Your task is to repeat the entries exactly. Leave the pictures out.

Dataset rows:
==========
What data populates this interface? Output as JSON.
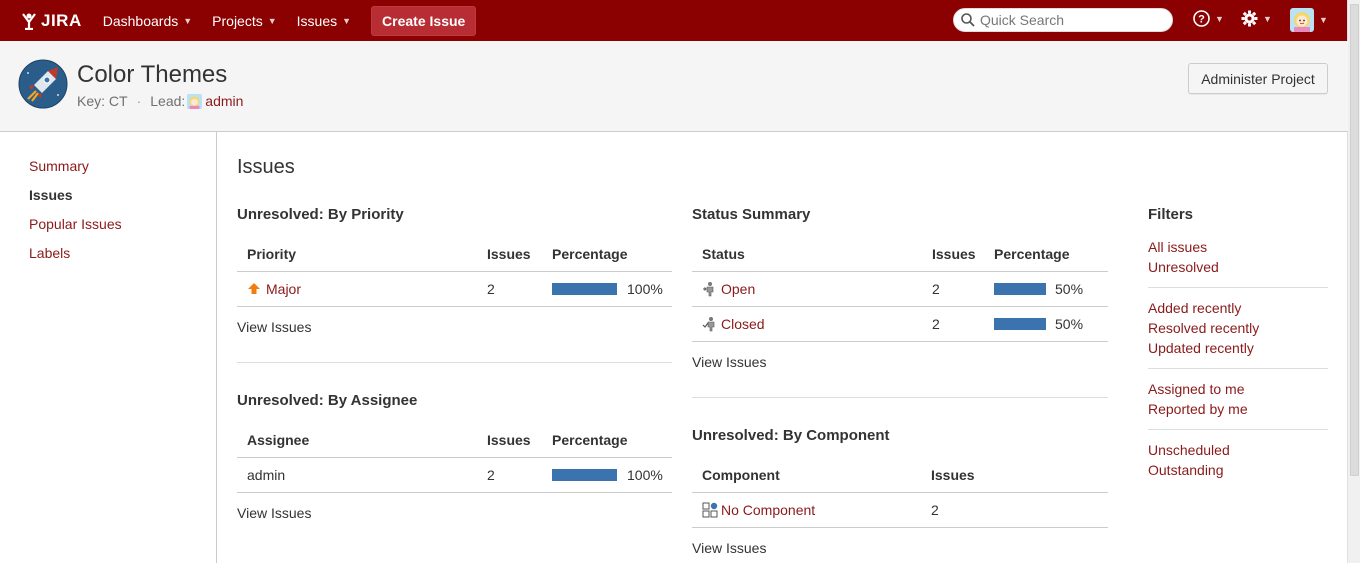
{
  "header": {
    "logo_text": "JIRA",
    "nav": [
      {
        "label": "Dashboards"
      },
      {
        "label": "Projects"
      },
      {
        "label": "Issues"
      }
    ],
    "create_label": "Create Issue",
    "search_placeholder": "Quick Search",
    "bg_color": "#8b0000"
  },
  "project": {
    "title": "Color Themes",
    "key_label": "Key: CT",
    "lead_label": "Lead:",
    "lead_name": "admin",
    "admin_button": "Administer Project"
  },
  "sidebar": {
    "items": [
      {
        "label": "Summary",
        "active": false
      },
      {
        "label": "Issues",
        "active": true
      },
      {
        "label": "Popular Issues",
        "active": false
      },
      {
        "label": "Labels",
        "active": false
      }
    ]
  },
  "main": {
    "title": "Issues",
    "by_priority": {
      "title": "Unresolved: By Priority",
      "columns": [
        "Priority",
        "Issues",
        "Percentage"
      ],
      "rows": [
        {
          "name": "Major",
          "count": "2",
          "pct": "100%",
          "fraction": 1.0
        }
      ],
      "view_link": "View Issues"
    },
    "by_assignee": {
      "title": "Unresolved: By Assignee",
      "columns": [
        "Assignee",
        "Issues",
        "Percentage"
      ],
      "rows": [
        {
          "name": "admin",
          "count": "2",
          "pct": "100%",
          "fraction": 1.0
        }
      ],
      "view_link": "View Issues"
    },
    "status_summary": {
      "title": "Status Summary",
      "columns": [
        "Status",
        "Issues",
        "Percentage"
      ],
      "rows": [
        {
          "name": "Open",
          "count": "2",
          "pct": "50%",
          "fraction": 0.5
        },
        {
          "name": "Closed",
          "count": "2",
          "pct": "50%",
          "fraction": 0.5
        }
      ],
      "view_link": "View Issues"
    },
    "by_component": {
      "title": "Unresolved: By Component",
      "columns": [
        "Component",
        "Issues"
      ],
      "rows": [
        {
          "name": "No Component",
          "count": "2"
        }
      ],
      "view_link": "View Issues"
    }
  },
  "filters": {
    "title": "Filters",
    "groups": [
      [
        "All issues",
        "Unresolved"
      ],
      [
        "Added recently",
        "Resolved recently",
        "Updated recently"
      ],
      [
        "Assigned to me",
        "Reported by me"
      ],
      [
        "Unscheduled",
        "Outstanding"
      ]
    ]
  },
  "colors": {
    "accent": "#8b1a1a",
    "bar": "#3b73af",
    "priority_major": "#f07d0f"
  }
}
==========
_REPLY TO THE EXERCISE_
What data populates this interface? Output as JSON.
{
  "header": {
    "logo_text": "JIRA",
    "nav": [
      {
        "label": "Dashboards"
      },
      {
        "label": "Projects"
      },
      {
        "label": "Issues"
      }
    ],
    "create_label": "Create Issue",
    "search_placeholder": "Quick Search",
    "bg_color": "#8b0000"
  },
  "project": {
    "title": "Color Themes",
    "key_label": "Key: CT",
    "lead_label": "Lead:",
    "lead_name": "admin",
    "admin_button": "Administer Project"
  },
  "sidebar": {
    "items": [
      {
        "label": "Summary",
        "active": false
      },
      {
        "label": "Issues",
        "active": true
      },
      {
        "label": "Popular Issues",
        "active": false
      },
      {
        "label": "Labels",
        "active": false
      }
    ]
  },
  "main": {
    "title": "Issues",
    "by_priority": {
      "title": "Unresolved: By Priority",
      "columns": [
        "Priority",
        "Issues",
        "Percentage"
      ],
      "rows": [
        {
          "name": "Major",
          "count": "2",
          "pct": "100%",
          "fraction": 1.0
        }
      ],
      "view_link": "View Issues"
    },
    "by_assignee": {
      "title": "Unresolved: By Assignee",
      "columns": [
        "Assignee",
        "Issues",
        "Percentage"
      ],
      "rows": [
        {
          "name": "admin",
          "count": "2",
          "pct": "100%",
          "fraction": 1.0
        }
      ],
      "view_link": "View Issues"
    },
    "status_summary": {
      "title": "Status Summary",
      "columns": [
        "Status",
        "Issues",
        "Percentage"
      ],
      "rows": [
        {
          "name": "Open",
          "count": "2",
          "pct": "50%",
          "fraction": 0.5
        },
        {
          "name": "Closed",
          "count": "2",
          "pct": "50%",
          "fraction": 0.5
        }
      ],
      "view_link": "View Issues"
    },
    "by_component": {
      "title": "Unresolved: By Component",
      "columns": [
        "Component",
        "Issues"
      ],
      "rows": [
        {
          "name": "No Component",
          "count": "2"
        }
      ],
      "view_link": "View Issues"
    }
  },
  "filters": {
    "title": "Filters",
    "groups": [
      [
        "All issues",
        "Unresolved"
      ],
      [
        "Added recently",
        "Resolved recently",
        "Updated recently"
      ],
      [
        "Assigned to me",
        "Reported by me"
      ],
      [
        "Unscheduled",
        "Outstanding"
      ]
    ]
  },
  "colors": {
    "accent": "#8b1a1a",
    "bar": "#3b73af",
    "priority_major": "#f07d0f"
  }
}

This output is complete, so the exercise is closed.